(Saved entries)
* * * * *

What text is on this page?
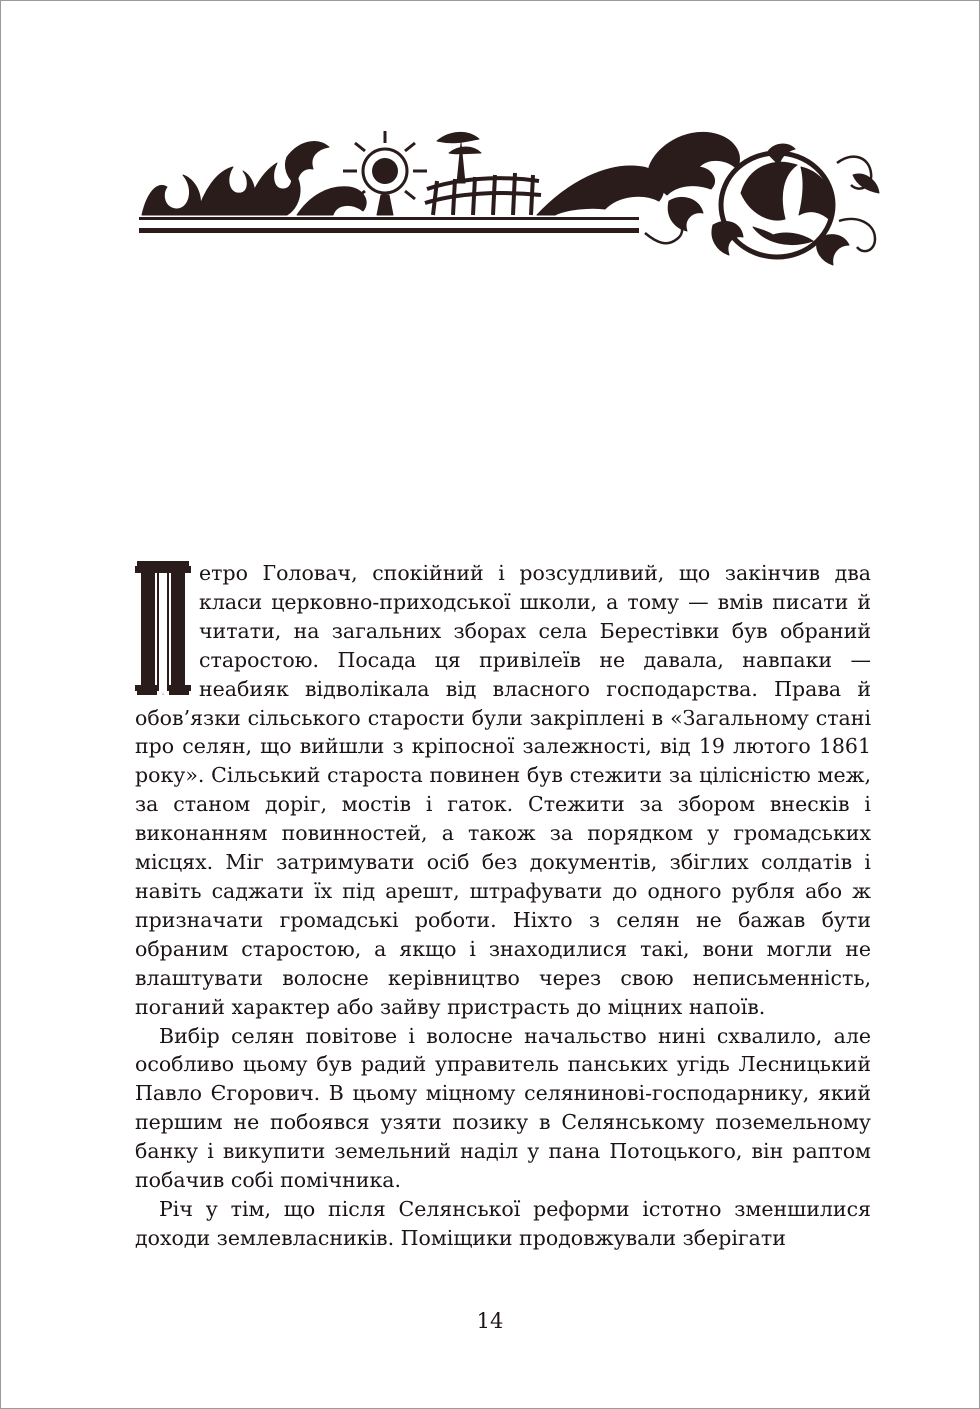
П
етро Головач, спокійний і розсудливий, що закінчив два класи церковно-приходської школи, а тому — вмів писати й читати, на загальних зборах села Берестівки був обраний старостою. Посада ця привілеїв не давала, навпаки — неабияк відволікала від власного господарства. Права й обов’язки сільського старости були закріплені в «Загальному стані про селян, що вийшли з кріпосної залежності, від 19 лютого 1861 року». Сільський староста повинен був стежити за цілісністю меж, за станом доріг, мостів і гаток. Стежити за збором внесків і виконанням повинностей, а також за порядком у громадських місцях. Міг затримувати осіб без документів, збіглих солдатів і навіть саджати їх під арешт, штрафувати до одного рубля або ж призначати громадські роботи. Ніхто з селян не бажав бути обраним старостою, а якщо і знаходилися такі, вони могли не влаштувати волосне керівництво через свою неписьменність, поганий характер або зайву пристрасть до міцних напоїв.

Вибір селян повітове і волосне начальство нині схвалило, але особливо цьому був радий управитель панських угідь Лесницький Павло Єгорович. В цьому міцному селянинові-господарнику, який першим не побоявся узяти позику в Селянському поземельному банку і викупити земельний наділ у пана Потоцького, він раптом побачив собі помічника.

Річ у тім, що після Селянської реформи істотно зменшилися доходи землевласників. Поміщики продовжували зберігати

14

* * * * *

Print the whole listing above once more, word for word, without its pictures.

◆ TASK OUTPUT ◆
What text is on this page?
П
етро Головач, спокійний і розсудливий, що закінчив два класи церковно-приходської школи, а тому — вмів писати й читати, на загальних зборах села Берестівки був обраний старостою. Посада ця привілеїв не давала, навпаки — неабияк відволікала від власного господарства. Права й обов’язки сільського старости були закріплені в «Загальному стані про селян, що вийшли з кріпосної залежності, від 19 лютого 1861 року». Сільський староста повинен був стежити за цілісністю меж, за станом доріг, мостів і гаток. Стежити за збором внесків і виконанням повинностей, а також за порядком у громадських місцях. Міг затримувати осіб без документів, збіглих солдатів і навіть саджати їх під арешт, штрафувати до одного рубля або ж призначати громадські роботи. Ніхто з селян не бажав бути обраним старостою, а якщо і знаходилися такі, вони могли не влаштувати волосне керівництво через свою неписьменність, поганий характер або зайву пристрасть до міцних напоїв.

Вибір селян повітове і волосне начальство нині схвалило, але особливо цьому був радий управитель панських угідь Лесницький Павло Єгорович. В цьому міцному селянинові-господарнику, який першим не побоявся узяти позику в Селянському поземельному банку і викупити земельний наділ у пана Потоцького, він раптом побачив собі помічника.

Річ у тім, що після Селянської реформи істотно зменшилися доходи землевласників. Поміщики продовжували зберігати

14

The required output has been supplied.